▶ Challenge:
Reproduce the listing below exactly. Pictures do not belong in the copy.
☆ ☆ ☆ ☆ ☆
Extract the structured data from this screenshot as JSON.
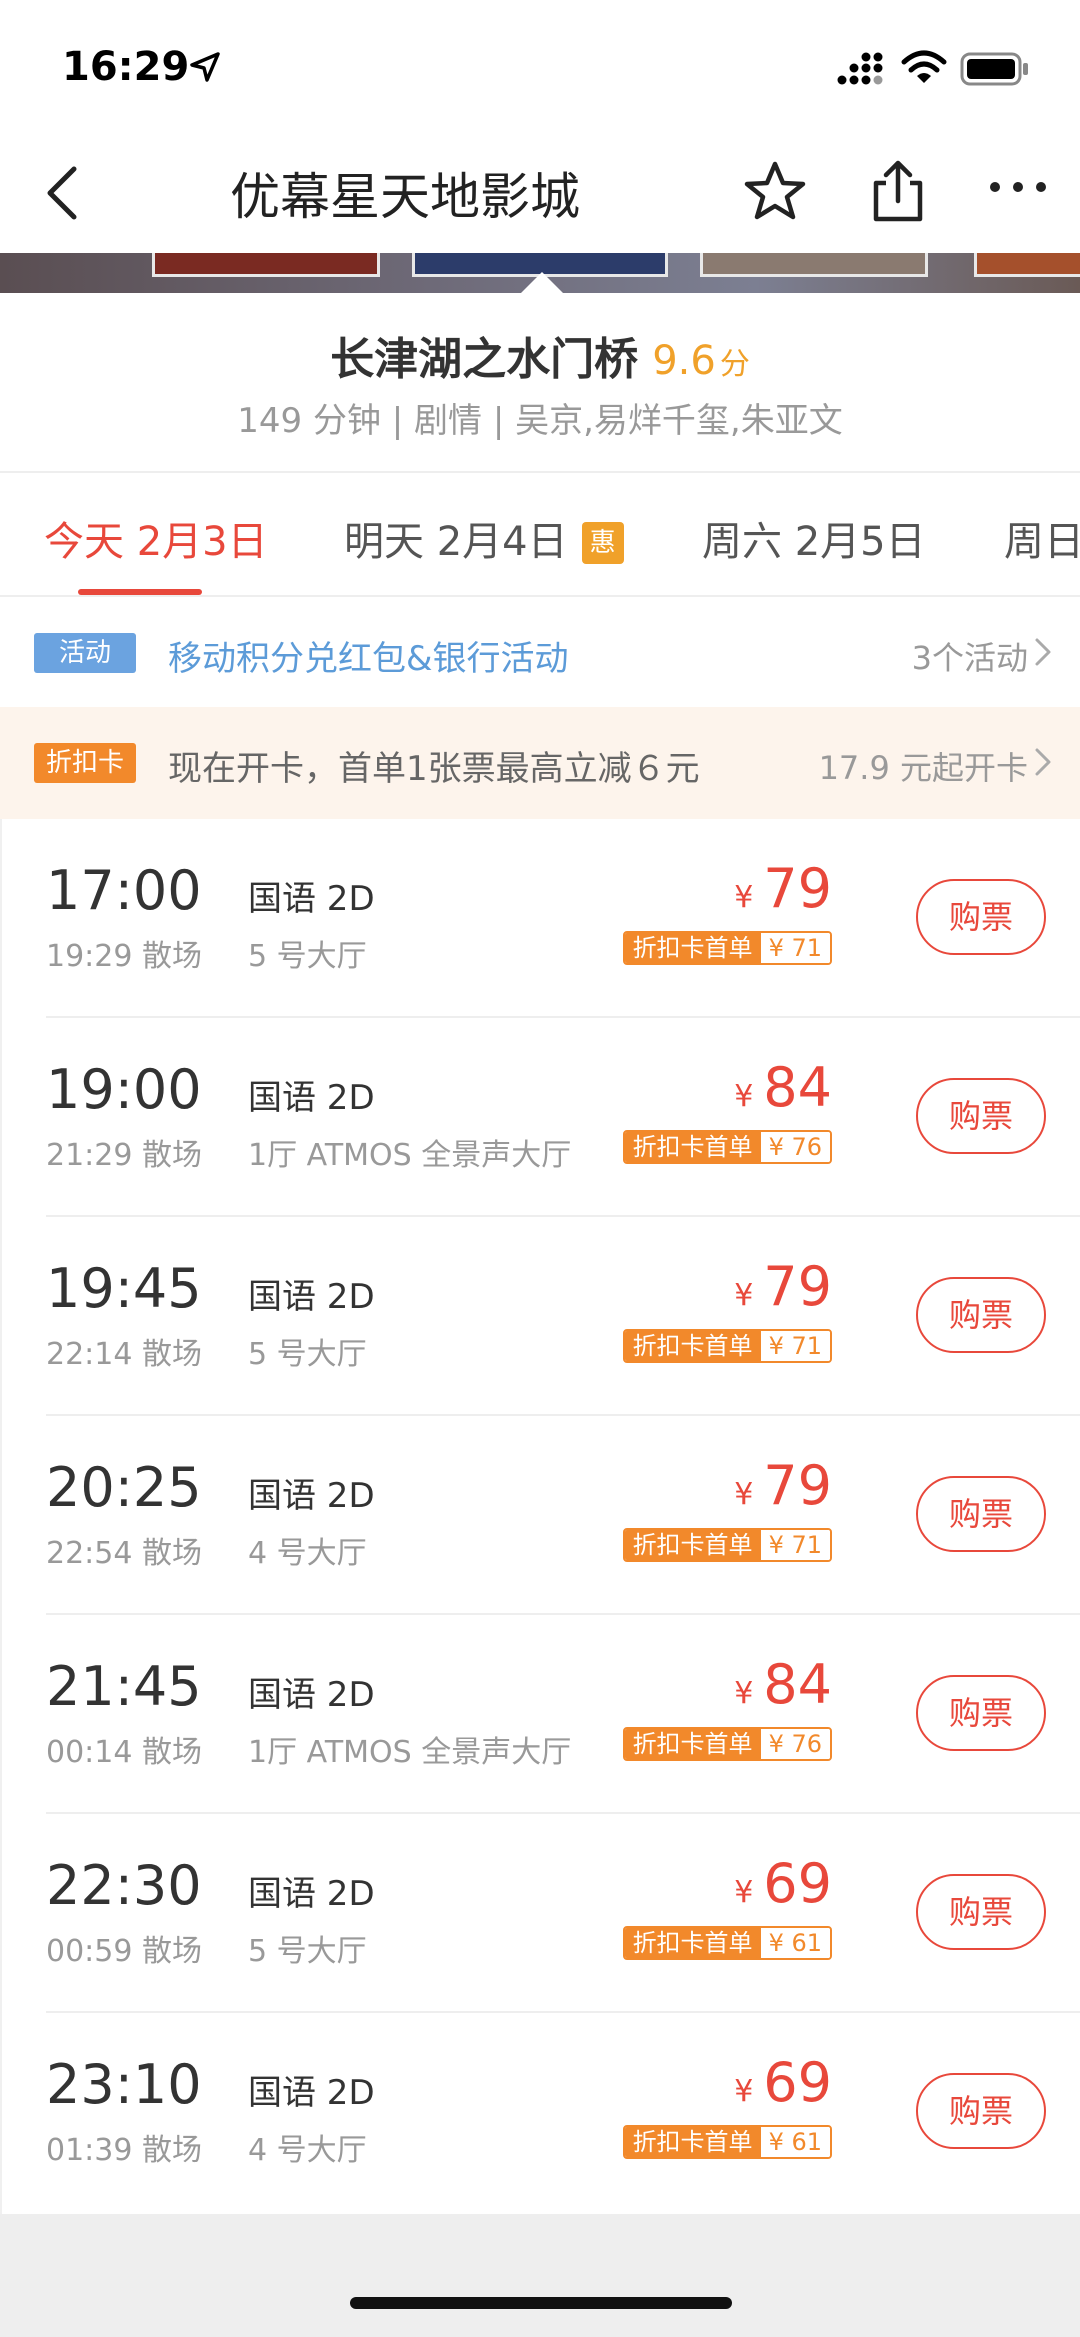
{
  "status_bar": {
    "time": "16:29",
    "icons": [
      "location-arrow-icon",
      "signal-icon",
      "wifi-icon",
      "battery-icon"
    ]
  },
  "nav": {
    "title": "优幕星天地影城",
    "icons": [
      "back-icon",
      "star-icon",
      "share-icon",
      "more-icon"
    ]
  },
  "movie": {
    "title": "长津湖之水门桥",
    "score": "9.6",
    "score_unit": "分",
    "meta": "149 分钟 | 剧情 | 吴京,易烊千玺,朱亚文"
  },
  "date_tabs": [
    {
      "label": "今天 2月3日",
      "active": true
    },
    {
      "label": "明天 2月4日",
      "badge": "惠"
    },
    {
      "label": "周六 2月5日"
    },
    {
      "label": "周日"
    }
  ],
  "activity": {
    "tag": "活动",
    "text": "移动积分兑红包&银行活动",
    "count": "3个活动"
  },
  "card_promo": {
    "tag": "折扣卡",
    "text": "现在开卡，首单1张票最高立减６元",
    "price": "17.9 元起开卡"
  },
  "showtimes": [
    {
      "start": "17:00",
      "end": "19:29 散场",
      "lang": "国语 2D",
      "hall": "5 号大厅",
      "currency": "¥",
      "price": "79",
      "discount_label": "折扣卡首单",
      "discount_price": "¥ 71",
      "buy": "购票"
    },
    {
      "start": "19:00",
      "end": "21:29 散场",
      "lang": "国语 2D",
      "hall": "1厅 ATMOS 全景声大厅",
      "currency": "¥",
      "price": "84",
      "discount_label": "折扣卡首单",
      "discount_price": "¥ 76",
      "buy": "购票"
    },
    {
      "start": "19:45",
      "end": "22:14 散场",
      "lang": "国语 2D",
      "hall": "5 号大厅",
      "currency": "¥",
      "price": "79",
      "discount_label": "折扣卡首单",
      "discount_price": "¥ 71",
      "buy": "购票"
    },
    {
      "start": "20:25",
      "end": "22:54 散场",
      "lang": "国语 2D",
      "hall": "4 号大厅",
      "currency": "¥",
      "price": "79",
      "discount_label": "折扣卡首单",
      "discount_price": "¥ 71",
      "buy": "购票"
    },
    {
      "start": "21:45",
      "end": "00:14 散场",
      "lang": "国语 2D",
      "hall": "1厅 ATMOS 全景声大厅",
      "currency": "¥",
      "price": "84",
      "discount_label": "折扣卡首单",
      "discount_price": "¥ 76",
      "buy": "购票"
    },
    {
      "start": "22:30",
      "end": "00:59 散场",
      "lang": "国语 2D",
      "hall": "5 号大厅",
      "currency": "¥",
      "price": "69",
      "discount_label": "折扣卡首单",
      "discount_price": "¥ 61",
      "buy": "购票"
    },
    {
      "start": "23:10",
      "end": "01:39 散场",
      "lang": "国语 2D",
      "hall": "4 号大厅",
      "currency": "¥",
      "price": "69",
      "discount_label": "折扣卡首单",
      "discount_price": "¥ 61",
      "buy": "购票"
    }
  ],
  "colors": {
    "accent_red": "#e8483b",
    "score_orange": "#f0a12a",
    "discount_orange": "#f2892b",
    "activity_blue": "#6ba3e0"
  }
}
☆ ☆ ☆ ☆ ☆
▶ Complete answer:
Extract the structured data from this screenshot as JSON.
{
  "status_bar": {
    "time": "16:29",
    "icons": [
      "location-arrow-icon",
      "signal-icon",
      "wifi-icon",
      "battery-icon"
    ]
  },
  "nav": {
    "title": "优幕星天地影城",
    "icons": [
      "back-icon",
      "star-icon",
      "share-icon",
      "more-icon"
    ]
  },
  "movie": {
    "title": "长津湖之水门桥",
    "score": "9.6",
    "score_unit": "分",
    "meta": "149 分钟 | 剧情 | 吴京,易烊千玺,朱亚文"
  },
  "date_tabs": [
    {
      "label": "今天 2月3日",
      "active": true
    },
    {
      "label": "明天 2月4日",
      "badge": "惠"
    },
    {
      "label": "周六 2月5日"
    },
    {
      "label": "周日"
    }
  ],
  "activity": {
    "tag": "活动",
    "text": "移动积分兑红包&银行活动",
    "count": "3个活动"
  },
  "card_promo": {
    "tag": "折扣卡",
    "text": "现在开卡，首单1张票最高立减６元",
    "price": "17.9 元起开卡"
  },
  "showtimes": [
    {
      "start": "17:00",
      "end": "19:29 散场",
      "lang": "国语 2D",
      "hall": "5 号大厅",
      "currency": "¥",
      "price": "79",
      "discount_label": "折扣卡首单",
      "discount_price": "¥ 71",
      "buy": "购票"
    },
    {
      "start": "19:00",
      "end": "21:29 散场",
      "lang": "国语 2D",
      "hall": "1厅 ATMOS 全景声大厅",
      "currency": "¥",
      "price": "84",
      "discount_label": "折扣卡首单",
      "discount_price": "¥ 76",
      "buy": "购票"
    },
    {
      "start": "19:45",
      "end": "22:14 散场",
      "lang": "国语 2D",
      "hall": "5 号大厅",
      "currency": "¥",
      "price": "79",
      "discount_label": "折扣卡首单",
      "discount_price": "¥ 71",
      "buy": "购票"
    },
    {
      "start": "20:25",
      "end": "22:54 散场",
      "lang": "国语 2D",
      "hall": "4 号大厅",
      "currency": "¥",
      "price": "79",
      "discount_label": "折扣卡首单",
      "discount_price": "¥ 71",
      "buy": "购票"
    },
    {
      "start": "21:45",
      "end": "00:14 散场",
      "lang": "国语 2D",
      "hall": "1厅 ATMOS 全景声大厅",
      "currency": "¥",
      "price": "84",
      "discount_label": "折扣卡首单",
      "discount_price": "¥ 76",
      "buy": "购票"
    },
    {
      "start": "22:30",
      "end": "00:59 散场",
      "lang": "国语 2D",
      "hall": "5 号大厅",
      "currency": "¥",
      "price": "69",
      "discount_label": "折扣卡首单",
      "discount_price": "¥ 61",
      "buy": "购票"
    },
    {
      "start": "23:10",
      "end": "01:39 散场",
      "lang": "国语 2D",
      "hall": "4 号大厅",
      "currency": "¥",
      "price": "69",
      "discount_label": "折扣卡首单",
      "discount_price": "¥ 61",
      "buy": "购票"
    }
  ],
  "colors": {
    "accent_red": "#e8483b",
    "score_orange": "#f0a12a",
    "discount_orange": "#f2892b",
    "activity_blue": "#6ba3e0"
  }
}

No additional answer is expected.